Problem to work on:
Copy all of the material exactly. Pictures are not to appear in the copy.

— begin Material shown —

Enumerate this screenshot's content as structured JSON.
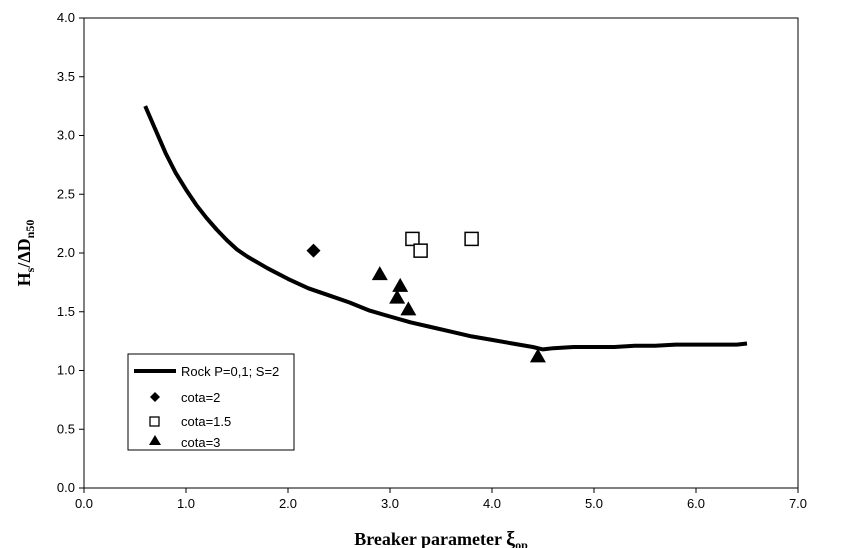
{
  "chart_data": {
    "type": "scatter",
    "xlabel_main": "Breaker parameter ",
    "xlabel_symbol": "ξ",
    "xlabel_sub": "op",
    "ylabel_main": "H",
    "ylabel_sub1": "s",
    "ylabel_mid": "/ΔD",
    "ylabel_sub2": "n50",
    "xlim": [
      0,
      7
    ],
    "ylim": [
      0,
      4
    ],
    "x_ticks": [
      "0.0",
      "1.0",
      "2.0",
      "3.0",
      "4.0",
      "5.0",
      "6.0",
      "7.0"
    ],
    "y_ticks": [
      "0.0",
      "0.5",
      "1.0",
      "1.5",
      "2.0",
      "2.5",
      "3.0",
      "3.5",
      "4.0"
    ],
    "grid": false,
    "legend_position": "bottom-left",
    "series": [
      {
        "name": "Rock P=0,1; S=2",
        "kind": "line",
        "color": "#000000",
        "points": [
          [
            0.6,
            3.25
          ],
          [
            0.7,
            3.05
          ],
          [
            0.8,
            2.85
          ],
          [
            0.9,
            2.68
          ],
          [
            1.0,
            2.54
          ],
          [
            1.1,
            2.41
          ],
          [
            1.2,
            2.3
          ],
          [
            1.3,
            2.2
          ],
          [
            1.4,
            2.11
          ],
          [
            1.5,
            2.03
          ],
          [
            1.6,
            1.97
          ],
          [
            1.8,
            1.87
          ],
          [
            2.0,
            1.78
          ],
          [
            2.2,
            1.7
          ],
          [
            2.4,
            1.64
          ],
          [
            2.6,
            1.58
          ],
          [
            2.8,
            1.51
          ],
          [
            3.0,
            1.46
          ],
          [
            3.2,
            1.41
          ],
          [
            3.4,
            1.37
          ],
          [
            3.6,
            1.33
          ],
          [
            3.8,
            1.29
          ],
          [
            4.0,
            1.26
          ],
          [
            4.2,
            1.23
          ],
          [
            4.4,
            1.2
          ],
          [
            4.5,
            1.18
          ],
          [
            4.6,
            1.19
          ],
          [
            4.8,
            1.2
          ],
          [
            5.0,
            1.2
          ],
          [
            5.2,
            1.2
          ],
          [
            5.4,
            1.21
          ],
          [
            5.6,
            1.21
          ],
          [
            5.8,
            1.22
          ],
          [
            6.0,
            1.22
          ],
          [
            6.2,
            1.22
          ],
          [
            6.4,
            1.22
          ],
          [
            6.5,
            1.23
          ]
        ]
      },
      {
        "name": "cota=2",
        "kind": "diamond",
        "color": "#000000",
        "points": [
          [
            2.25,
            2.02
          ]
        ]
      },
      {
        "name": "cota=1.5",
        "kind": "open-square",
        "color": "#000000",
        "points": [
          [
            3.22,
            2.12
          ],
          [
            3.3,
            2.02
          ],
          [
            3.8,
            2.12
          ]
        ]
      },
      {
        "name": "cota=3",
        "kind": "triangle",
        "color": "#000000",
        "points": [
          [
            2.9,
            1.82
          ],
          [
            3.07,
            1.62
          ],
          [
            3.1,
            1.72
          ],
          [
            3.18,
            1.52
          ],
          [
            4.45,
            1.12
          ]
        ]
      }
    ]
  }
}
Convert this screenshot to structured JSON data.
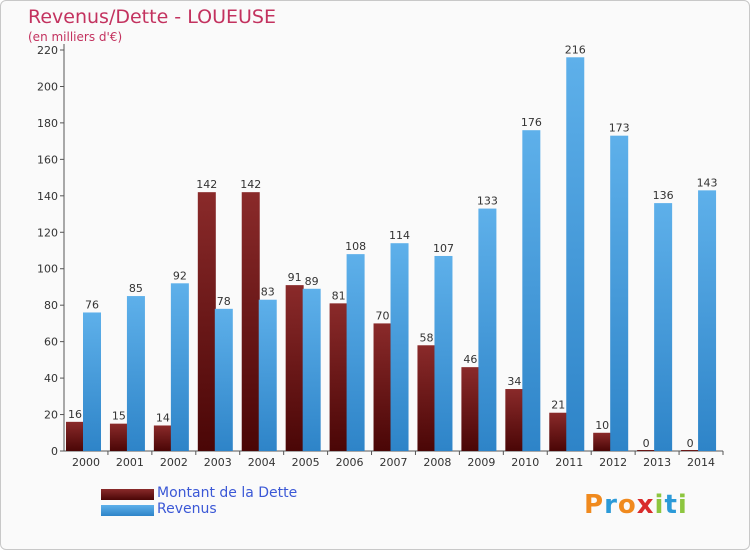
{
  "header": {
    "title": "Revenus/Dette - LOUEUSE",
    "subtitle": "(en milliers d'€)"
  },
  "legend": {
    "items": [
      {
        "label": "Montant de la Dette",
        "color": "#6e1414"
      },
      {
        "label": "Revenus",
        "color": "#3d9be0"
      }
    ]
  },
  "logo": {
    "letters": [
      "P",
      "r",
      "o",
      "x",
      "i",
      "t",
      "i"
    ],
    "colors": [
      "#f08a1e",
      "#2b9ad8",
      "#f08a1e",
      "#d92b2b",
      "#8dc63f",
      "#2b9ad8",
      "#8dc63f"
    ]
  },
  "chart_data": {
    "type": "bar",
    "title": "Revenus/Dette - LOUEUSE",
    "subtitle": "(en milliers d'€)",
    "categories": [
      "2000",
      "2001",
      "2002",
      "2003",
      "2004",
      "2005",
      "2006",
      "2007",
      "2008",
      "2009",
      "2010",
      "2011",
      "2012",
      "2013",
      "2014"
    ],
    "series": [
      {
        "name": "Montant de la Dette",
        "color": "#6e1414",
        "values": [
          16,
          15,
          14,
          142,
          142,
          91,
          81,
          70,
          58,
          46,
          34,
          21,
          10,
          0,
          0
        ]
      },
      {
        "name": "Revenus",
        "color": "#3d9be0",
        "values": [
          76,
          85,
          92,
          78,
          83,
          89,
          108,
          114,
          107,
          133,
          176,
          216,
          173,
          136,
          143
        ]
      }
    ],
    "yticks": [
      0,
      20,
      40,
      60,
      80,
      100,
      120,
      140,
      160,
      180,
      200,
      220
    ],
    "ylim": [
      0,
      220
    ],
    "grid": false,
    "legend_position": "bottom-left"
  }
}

— end Material shown —

Solution:
Enumerate this screenshot's content as structured JSON.
{
  "chart_data": {
    "type": "scatter",
    "xlabel_main": "Breaker parameter ",
    "xlabel_symbol": "ξ",
    "xlabel_sub": "op",
    "ylabel_main": "H",
    "ylabel_sub1": "s",
    "ylabel_mid": "/ΔD",
    "ylabel_sub2": "n50",
    "xlim": [
      0,
      7
    ],
    "ylim": [
      0,
      4
    ],
    "x_ticks": [
      "0.0",
      "1.0",
      "2.0",
      "3.0",
      "4.0",
      "5.0",
      "6.0",
      "7.0"
    ],
    "y_ticks": [
      "0.0",
      "0.5",
      "1.0",
      "1.5",
      "2.0",
      "2.5",
      "3.0",
      "3.5",
      "4.0"
    ],
    "grid": false,
    "legend_position": "bottom-left",
    "series": [
      {
        "name": "Rock P=0,1; S=2",
        "kind": "line",
        "color": "#000000",
        "points": [
          [
            0.6,
            3.25
          ],
          [
            0.7,
            3.05
          ],
          [
            0.8,
            2.85
          ],
          [
            0.9,
            2.68
          ],
          [
            1.0,
            2.54
          ],
          [
            1.1,
            2.41
          ],
          [
            1.2,
            2.3
          ],
          [
            1.3,
            2.2
          ],
          [
            1.4,
            2.11
          ],
          [
            1.5,
            2.03
          ],
          [
            1.6,
            1.97
          ],
          [
            1.8,
            1.87
          ],
          [
            2.0,
            1.78
          ],
          [
            2.2,
            1.7
          ],
          [
            2.4,
            1.64
          ],
          [
            2.6,
            1.58
          ],
          [
            2.8,
            1.51
          ],
          [
            3.0,
            1.46
          ],
          [
            3.2,
            1.41
          ],
          [
            3.4,
            1.37
          ],
          [
            3.6,
            1.33
          ],
          [
            3.8,
            1.29
          ],
          [
            4.0,
            1.26
          ],
          [
            4.2,
            1.23
          ],
          [
            4.4,
            1.2
          ],
          [
            4.5,
            1.18
          ],
          [
            4.6,
            1.19
          ],
          [
            4.8,
            1.2
          ],
          [
            5.0,
            1.2
          ],
          [
            5.2,
            1.2
          ],
          [
            5.4,
            1.21
          ],
          [
            5.6,
            1.21
          ],
          [
            5.8,
            1.22
          ],
          [
            6.0,
            1.22
          ],
          [
            6.2,
            1.22
          ],
          [
            6.4,
            1.22
          ],
          [
            6.5,
            1.23
          ]
        ]
      },
      {
        "name": "cota=2",
        "kind": "diamond",
        "color": "#000000",
        "points": [
          [
            2.25,
            2.02
          ]
        ]
      },
      {
        "name": "cota=1.5",
        "kind": "open-square",
        "color": "#000000",
        "points": [
          [
            3.22,
            2.12
          ],
          [
            3.3,
            2.02
          ],
          [
            3.8,
            2.12
          ]
        ]
      },
      {
        "name": "cota=3",
        "kind": "triangle",
        "color": "#000000",
        "points": [
          [
            2.9,
            1.82
          ],
          [
            3.07,
            1.62
          ],
          [
            3.1,
            1.72
          ],
          [
            3.18,
            1.52
          ],
          [
            4.45,
            1.12
          ]
        ]
      }
    ]
  }
}
Convert this screenshot to structured JSON data.
{
  "header": {
    "title": "Revenus/Dette - LOUEUSE",
    "subtitle": "(en milliers d'€)"
  },
  "legend": {
    "items": [
      {
        "label": "Montant de la Dette",
        "color": "#6e1414"
      },
      {
        "label": "Revenus",
        "color": "#3d9be0"
      }
    ]
  },
  "logo": {
    "letters": [
      "P",
      "r",
      "o",
      "x",
      "i",
      "t",
      "i"
    ],
    "colors": [
      "#f08a1e",
      "#2b9ad8",
      "#f08a1e",
      "#d92b2b",
      "#8dc63f",
      "#2b9ad8",
      "#8dc63f"
    ]
  },
  "chart_data": {
    "type": "bar",
    "title": "Revenus/Dette - LOUEUSE",
    "subtitle": "(en milliers d'€)",
    "categories": [
      "2000",
      "2001",
      "2002",
      "2003",
      "2004",
      "2005",
      "2006",
      "2007",
      "2008",
      "2009",
      "2010",
      "2011",
      "2012",
      "2013",
      "2014"
    ],
    "series": [
      {
        "name": "Montant de la Dette",
        "color": "#6e1414",
        "values": [
          16,
          15,
          14,
          142,
          142,
          91,
          81,
          70,
          58,
          46,
          34,
          21,
          10,
          0,
          0
        ]
      },
      {
        "name": "Revenus",
        "color": "#3d9be0",
        "values": [
          76,
          85,
          92,
          78,
          83,
          89,
          108,
          114,
          107,
          133,
          176,
          216,
          173,
          136,
          143
        ]
      }
    ],
    "yticks": [
      0,
      20,
      40,
      60,
      80,
      100,
      120,
      140,
      160,
      180,
      200,
      220
    ],
    "ylim": [
      0,
      220
    ],
    "grid": false,
    "legend_position": "bottom-left"
  }
}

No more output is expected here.